▸ Exercise objective
What follows is a block of records; restate each one word for word.

▸ Records for this task
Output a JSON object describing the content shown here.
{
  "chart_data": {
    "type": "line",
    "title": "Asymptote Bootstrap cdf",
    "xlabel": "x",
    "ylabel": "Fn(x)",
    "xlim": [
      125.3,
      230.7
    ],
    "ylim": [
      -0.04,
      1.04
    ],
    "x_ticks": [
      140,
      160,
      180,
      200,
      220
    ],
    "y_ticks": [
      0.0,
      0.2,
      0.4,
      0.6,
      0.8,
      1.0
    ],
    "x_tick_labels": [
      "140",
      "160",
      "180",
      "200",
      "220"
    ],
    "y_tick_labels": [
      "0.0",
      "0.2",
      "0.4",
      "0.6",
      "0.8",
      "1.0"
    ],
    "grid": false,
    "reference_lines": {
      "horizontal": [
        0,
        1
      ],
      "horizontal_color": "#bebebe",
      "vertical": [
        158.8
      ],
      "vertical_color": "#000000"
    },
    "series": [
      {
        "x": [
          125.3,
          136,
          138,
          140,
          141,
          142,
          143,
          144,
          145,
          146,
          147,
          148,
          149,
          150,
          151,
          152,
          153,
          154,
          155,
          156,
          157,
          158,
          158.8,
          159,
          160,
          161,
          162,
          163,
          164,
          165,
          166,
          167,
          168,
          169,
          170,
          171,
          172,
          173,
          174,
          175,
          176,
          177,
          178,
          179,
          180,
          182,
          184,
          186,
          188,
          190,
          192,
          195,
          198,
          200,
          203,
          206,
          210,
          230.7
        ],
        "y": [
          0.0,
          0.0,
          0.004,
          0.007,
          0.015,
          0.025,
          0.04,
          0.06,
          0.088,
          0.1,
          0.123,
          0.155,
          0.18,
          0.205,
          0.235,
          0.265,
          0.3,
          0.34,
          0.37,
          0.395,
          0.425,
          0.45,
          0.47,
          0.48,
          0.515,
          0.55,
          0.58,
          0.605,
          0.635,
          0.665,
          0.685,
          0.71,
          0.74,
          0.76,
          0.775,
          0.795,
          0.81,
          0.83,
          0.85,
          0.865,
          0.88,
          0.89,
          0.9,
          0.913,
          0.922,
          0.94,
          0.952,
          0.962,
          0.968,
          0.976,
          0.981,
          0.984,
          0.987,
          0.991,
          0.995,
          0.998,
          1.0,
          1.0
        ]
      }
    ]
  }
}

▸ Response below
Output a JSON object describing the content shown here.
{
  "chart_data": {
    "type": "line",
    "title": "Asymptote Bootstrap cdf",
    "xlabel": "x",
    "ylabel": "Fn(x)",
    "xlim": [
      125.3,
      230.7
    ],
    "ylim": [
      -0.04,
      1.04
    ],
    "x_ticks": [
      140,
      160,
      180,
      200,
      220
    ],
    "y_ticks": [
      0.0,
      0.2,
      0.4,
      0.6,
      0.8,
      1.0
    ],
    "x_tick_labels": [
      "140",
      "160",
      "180",
      "200",
      "220"
    ],
    "y_tick_labels": [
      "0.0",
      "0.2",
      "0.4",
      "0.6",
      "0.8",
      "1.0"
    ],
    "grid": false,
    "reference_lines": {
      "horizontal": [
        0,
        1
      ],
      "horizontal_color": "#bebebe",
      "vertical": [
        158.8
      ],
      "vertical_color": "#000000"
    },
    "series": [
      {
        "x": [
          125.3,
          136,
          138,
          140,
          141,
          142,
          143,
          144,
          145,
          146,
          147,
          148,
          149,
          150,
          151,
          152,
          153,
          154,
          155,
          156,
          157,
          158,
          158.8,
          159,
          160,
          161,
          162,
          163,
          164,
          165,
          166,
          167,
          168,
          169,
          170,
          171,
          172,
          173,
          174,
          175,
          176,
          177,
          178,
          179,
          180,
          182,
          184,
          186,
          188,
          190,
          192,
          195,
          198,
          200,
          203,
          206,
          210,
          230.7
        ],
        "y": [
          0.0,
          0.0,
          0.004,
          0.007,
          0.015,
          0.025,
          0.04,
          0.06,
          0.088,
          0.1,
          0.123,
          0.155,
          0.18,
          0.205,
          0.235,
          0.265,
          0.3,
          0.34,
          0.37,
          0.395,
          0.425,
          0.45,
          0.47,
          0.48,
          0.515,
          0.55,
          0.58,
          0.605,
          0.635,
          0.665,
          0.685,
          0.71,
          0.74,
          0.76,
          0.775,
          0.795,
          0.81,
          0.83,
          0.85,
          0.865,
          0.88,
          0.89,
          0.9,
          0.913,
          0.922,
          0.94,
          0.952,
          0.962,
          0.968,
          0.976,
          0.981,
          0.984,
          0.987,
          0.991,
          0.995,
          0.998,
          1.0,
          1.0
        ]
      }
    ]
  }
}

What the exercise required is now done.